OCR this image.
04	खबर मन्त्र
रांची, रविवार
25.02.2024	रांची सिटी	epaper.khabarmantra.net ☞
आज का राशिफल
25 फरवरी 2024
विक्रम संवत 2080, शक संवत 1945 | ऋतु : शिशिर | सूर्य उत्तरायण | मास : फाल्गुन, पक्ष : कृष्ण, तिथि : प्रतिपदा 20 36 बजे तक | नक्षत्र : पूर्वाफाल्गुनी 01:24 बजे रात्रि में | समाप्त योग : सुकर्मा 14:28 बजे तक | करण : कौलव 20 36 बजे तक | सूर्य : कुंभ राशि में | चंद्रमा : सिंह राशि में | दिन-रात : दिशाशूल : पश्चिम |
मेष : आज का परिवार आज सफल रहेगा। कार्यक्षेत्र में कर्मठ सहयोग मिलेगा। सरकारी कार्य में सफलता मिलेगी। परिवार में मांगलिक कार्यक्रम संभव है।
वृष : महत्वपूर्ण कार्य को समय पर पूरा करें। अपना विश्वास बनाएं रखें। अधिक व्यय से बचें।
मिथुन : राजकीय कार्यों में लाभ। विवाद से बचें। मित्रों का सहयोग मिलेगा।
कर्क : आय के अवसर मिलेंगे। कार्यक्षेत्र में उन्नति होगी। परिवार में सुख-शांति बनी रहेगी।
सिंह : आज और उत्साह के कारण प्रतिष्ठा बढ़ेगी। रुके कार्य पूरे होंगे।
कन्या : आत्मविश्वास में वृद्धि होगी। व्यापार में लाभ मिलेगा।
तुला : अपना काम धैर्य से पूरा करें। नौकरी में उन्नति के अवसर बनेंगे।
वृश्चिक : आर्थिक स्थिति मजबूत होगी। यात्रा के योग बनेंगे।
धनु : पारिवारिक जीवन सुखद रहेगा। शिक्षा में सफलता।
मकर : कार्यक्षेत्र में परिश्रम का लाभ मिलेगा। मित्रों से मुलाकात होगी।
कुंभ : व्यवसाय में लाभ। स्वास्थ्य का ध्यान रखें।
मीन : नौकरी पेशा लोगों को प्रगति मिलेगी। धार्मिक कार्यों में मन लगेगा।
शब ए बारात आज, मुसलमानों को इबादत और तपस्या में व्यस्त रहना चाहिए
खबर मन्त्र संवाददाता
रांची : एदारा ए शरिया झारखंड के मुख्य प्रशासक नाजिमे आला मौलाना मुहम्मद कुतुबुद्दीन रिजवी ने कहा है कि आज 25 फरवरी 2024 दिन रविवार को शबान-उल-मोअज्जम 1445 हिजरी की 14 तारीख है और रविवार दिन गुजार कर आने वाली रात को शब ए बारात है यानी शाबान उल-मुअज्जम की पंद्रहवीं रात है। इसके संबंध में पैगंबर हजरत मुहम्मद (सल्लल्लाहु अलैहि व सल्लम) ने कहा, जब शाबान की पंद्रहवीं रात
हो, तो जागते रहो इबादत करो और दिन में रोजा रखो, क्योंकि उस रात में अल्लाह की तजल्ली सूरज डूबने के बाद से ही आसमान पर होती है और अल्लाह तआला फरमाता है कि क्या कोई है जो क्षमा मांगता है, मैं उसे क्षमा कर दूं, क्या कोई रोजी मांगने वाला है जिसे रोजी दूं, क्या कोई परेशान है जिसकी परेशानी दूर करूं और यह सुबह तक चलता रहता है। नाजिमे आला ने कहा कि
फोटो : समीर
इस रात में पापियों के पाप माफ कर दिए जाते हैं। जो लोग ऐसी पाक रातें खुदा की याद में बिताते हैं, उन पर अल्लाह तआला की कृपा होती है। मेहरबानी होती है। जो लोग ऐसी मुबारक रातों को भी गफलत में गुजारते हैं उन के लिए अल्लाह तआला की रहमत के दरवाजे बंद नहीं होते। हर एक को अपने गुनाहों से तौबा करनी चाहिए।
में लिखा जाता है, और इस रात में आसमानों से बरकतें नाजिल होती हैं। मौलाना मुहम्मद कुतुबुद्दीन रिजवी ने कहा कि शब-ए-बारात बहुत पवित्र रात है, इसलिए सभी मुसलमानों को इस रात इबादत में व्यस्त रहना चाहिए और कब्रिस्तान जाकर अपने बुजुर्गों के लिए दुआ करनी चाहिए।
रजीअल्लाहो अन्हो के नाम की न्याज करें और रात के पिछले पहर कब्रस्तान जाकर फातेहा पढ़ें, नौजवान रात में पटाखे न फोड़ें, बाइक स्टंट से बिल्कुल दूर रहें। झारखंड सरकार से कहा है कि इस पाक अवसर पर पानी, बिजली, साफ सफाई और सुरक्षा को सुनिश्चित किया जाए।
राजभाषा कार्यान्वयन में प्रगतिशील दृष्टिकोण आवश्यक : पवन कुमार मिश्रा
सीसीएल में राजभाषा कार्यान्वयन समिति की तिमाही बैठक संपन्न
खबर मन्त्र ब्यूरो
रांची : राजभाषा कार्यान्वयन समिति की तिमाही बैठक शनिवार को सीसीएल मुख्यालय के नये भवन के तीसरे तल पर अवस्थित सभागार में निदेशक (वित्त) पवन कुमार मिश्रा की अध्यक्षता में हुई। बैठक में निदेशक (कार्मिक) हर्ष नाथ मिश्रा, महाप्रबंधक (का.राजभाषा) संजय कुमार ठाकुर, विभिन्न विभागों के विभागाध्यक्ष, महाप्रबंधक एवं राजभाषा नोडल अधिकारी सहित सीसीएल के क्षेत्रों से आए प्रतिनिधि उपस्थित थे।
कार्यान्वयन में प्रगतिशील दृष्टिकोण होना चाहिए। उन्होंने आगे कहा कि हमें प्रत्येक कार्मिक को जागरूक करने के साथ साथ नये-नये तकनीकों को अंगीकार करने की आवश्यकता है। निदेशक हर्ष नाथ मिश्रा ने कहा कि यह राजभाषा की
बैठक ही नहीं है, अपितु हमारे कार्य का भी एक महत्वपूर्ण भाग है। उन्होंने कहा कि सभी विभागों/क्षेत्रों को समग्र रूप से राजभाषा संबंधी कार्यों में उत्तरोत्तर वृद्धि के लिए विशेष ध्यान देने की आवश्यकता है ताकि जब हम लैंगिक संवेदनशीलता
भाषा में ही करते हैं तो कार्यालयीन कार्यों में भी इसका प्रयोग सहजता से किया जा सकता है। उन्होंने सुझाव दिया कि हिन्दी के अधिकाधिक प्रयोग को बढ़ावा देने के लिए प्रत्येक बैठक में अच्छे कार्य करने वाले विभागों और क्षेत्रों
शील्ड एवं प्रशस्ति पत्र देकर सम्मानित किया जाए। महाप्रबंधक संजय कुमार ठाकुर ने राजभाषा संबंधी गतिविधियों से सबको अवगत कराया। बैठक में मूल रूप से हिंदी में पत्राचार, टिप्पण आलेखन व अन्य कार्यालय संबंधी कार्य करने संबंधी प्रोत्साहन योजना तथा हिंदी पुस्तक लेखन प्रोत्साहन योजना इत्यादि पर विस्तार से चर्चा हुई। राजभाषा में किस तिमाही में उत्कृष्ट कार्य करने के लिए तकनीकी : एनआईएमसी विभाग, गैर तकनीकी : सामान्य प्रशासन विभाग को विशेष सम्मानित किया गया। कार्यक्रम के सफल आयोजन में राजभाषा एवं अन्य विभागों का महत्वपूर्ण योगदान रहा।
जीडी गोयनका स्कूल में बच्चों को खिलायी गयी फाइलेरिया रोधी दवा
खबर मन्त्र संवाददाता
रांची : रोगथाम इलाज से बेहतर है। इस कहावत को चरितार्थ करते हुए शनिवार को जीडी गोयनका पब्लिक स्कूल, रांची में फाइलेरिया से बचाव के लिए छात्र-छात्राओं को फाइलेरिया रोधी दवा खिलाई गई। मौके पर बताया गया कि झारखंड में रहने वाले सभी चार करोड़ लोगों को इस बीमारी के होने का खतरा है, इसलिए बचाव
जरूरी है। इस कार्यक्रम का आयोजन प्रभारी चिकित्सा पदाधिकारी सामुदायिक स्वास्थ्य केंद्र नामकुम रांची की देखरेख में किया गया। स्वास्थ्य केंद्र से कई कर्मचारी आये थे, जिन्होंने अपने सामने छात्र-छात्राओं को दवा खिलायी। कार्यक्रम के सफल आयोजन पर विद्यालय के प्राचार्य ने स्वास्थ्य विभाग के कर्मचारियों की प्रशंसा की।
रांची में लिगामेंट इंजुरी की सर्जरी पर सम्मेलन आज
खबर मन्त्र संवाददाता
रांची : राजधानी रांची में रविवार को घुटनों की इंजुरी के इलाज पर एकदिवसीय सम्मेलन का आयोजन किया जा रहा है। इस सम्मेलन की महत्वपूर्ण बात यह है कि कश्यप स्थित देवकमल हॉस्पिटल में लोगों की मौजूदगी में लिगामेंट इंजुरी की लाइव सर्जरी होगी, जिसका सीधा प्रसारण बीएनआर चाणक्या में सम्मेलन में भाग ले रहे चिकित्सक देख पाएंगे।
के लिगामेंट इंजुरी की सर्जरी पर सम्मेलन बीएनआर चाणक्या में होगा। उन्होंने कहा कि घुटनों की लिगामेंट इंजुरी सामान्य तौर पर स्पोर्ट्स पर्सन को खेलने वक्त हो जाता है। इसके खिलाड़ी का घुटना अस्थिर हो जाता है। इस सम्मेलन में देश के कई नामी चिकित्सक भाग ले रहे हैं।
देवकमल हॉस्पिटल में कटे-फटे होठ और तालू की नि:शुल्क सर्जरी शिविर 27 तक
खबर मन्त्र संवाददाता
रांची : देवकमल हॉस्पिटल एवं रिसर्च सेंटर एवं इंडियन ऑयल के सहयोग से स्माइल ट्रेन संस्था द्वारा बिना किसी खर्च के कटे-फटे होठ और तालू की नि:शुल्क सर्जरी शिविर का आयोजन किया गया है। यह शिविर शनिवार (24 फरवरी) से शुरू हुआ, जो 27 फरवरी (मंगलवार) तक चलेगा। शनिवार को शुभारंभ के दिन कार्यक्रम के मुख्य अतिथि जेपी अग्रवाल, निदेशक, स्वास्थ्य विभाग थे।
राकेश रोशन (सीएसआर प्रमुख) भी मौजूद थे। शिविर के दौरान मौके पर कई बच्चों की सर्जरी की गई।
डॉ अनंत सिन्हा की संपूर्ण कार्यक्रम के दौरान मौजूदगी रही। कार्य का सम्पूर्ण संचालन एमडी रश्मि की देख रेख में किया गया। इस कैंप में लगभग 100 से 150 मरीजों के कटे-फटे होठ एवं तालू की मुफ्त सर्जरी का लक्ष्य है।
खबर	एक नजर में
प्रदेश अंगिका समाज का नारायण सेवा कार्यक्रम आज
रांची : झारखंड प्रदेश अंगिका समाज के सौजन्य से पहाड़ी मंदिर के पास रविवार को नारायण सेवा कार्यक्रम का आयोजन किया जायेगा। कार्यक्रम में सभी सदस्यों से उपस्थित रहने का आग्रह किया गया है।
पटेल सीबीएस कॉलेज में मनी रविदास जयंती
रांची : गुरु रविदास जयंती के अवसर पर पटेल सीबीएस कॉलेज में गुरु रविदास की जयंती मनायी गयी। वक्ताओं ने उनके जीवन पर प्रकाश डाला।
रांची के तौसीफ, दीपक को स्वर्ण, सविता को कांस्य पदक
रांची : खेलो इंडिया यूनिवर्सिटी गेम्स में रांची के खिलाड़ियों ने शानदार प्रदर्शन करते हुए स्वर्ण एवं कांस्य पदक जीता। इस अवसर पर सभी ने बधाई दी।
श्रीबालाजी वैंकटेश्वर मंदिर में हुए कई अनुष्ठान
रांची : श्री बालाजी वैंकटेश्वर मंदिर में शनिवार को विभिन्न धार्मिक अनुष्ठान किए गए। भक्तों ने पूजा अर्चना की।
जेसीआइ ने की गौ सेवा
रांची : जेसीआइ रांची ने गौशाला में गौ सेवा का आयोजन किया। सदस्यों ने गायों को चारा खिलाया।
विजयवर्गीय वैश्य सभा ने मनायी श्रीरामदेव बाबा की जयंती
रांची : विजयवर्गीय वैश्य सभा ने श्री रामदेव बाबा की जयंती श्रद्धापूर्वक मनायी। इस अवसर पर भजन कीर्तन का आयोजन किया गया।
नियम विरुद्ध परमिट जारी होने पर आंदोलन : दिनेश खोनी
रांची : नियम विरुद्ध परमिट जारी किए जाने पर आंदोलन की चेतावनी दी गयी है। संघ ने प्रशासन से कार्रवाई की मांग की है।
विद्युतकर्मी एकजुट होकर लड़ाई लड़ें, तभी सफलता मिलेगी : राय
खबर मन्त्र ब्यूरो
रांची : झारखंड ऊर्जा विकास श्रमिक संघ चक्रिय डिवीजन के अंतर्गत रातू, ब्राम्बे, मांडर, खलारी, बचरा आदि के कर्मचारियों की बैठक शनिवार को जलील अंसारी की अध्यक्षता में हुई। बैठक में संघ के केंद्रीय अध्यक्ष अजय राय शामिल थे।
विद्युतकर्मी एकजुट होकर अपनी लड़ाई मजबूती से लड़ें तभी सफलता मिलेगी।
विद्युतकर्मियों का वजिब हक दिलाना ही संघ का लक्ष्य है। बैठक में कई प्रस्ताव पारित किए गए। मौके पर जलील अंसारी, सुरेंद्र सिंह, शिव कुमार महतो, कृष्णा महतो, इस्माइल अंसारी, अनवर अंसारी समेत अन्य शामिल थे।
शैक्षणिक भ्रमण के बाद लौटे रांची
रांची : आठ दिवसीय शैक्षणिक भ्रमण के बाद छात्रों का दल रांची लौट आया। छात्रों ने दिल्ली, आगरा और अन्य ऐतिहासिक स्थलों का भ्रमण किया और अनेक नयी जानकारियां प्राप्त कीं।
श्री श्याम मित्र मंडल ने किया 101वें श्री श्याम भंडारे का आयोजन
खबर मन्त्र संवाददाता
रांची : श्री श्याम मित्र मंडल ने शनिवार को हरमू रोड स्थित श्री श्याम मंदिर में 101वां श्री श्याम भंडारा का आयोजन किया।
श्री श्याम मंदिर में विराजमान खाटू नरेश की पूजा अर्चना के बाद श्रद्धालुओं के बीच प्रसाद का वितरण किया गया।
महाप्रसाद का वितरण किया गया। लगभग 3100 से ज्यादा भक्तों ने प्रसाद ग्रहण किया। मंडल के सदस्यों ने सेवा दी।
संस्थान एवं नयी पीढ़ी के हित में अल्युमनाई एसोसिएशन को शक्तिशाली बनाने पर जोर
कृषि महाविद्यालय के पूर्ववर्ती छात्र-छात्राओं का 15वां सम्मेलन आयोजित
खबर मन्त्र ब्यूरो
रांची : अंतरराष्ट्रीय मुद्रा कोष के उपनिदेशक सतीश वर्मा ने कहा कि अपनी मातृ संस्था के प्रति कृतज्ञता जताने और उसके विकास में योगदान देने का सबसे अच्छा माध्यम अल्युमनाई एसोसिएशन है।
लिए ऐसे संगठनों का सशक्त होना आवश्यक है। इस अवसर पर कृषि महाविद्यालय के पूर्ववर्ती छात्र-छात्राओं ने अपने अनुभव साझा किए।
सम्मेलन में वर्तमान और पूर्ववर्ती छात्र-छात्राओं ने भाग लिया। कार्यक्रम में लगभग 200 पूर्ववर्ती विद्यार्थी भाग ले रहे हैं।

TASK TO COMPLETE: Pull out all lines from the listing that contain the string "एनआर".

OUTPUT BELOW:
रांची : राजधानी रांची में रविवार को घुटनों की इंजुरी के इलाज पर एकदिवसीय सम्मेलन का आयोजन किया जा रहा है। इस सम्मेलन की महत्वपूर्ण बात यह है कि कश्यप स्थित देवकमल हॉस्पिटल में लोगों की मौजूदगी में लिगामेंट इंजुरी की लाइव सर्जरी होगी, जिसका सीधा प्रसारण बीएनआर चाणक्या में सम्मेलन में भाग ले रहे चिकित्सक देख पाएंगे।
के लिगामेंट इंजुरी की सर्जरी पर सम्मेलन बीएनआर चाणक्या में होगा। उन्होंने कहा कि घुटनों की लिगामेंट इंजुरी सामान्य तौर पर स्पोर्ट्स पर्सन को खेलने वक्त हो जाता है। इसके खिलाड़ी का घुटना अस्थिर हो जाता है। इस सम्मेलन में देश के कई नामी चिकित्सक भाग ले रहे हैं।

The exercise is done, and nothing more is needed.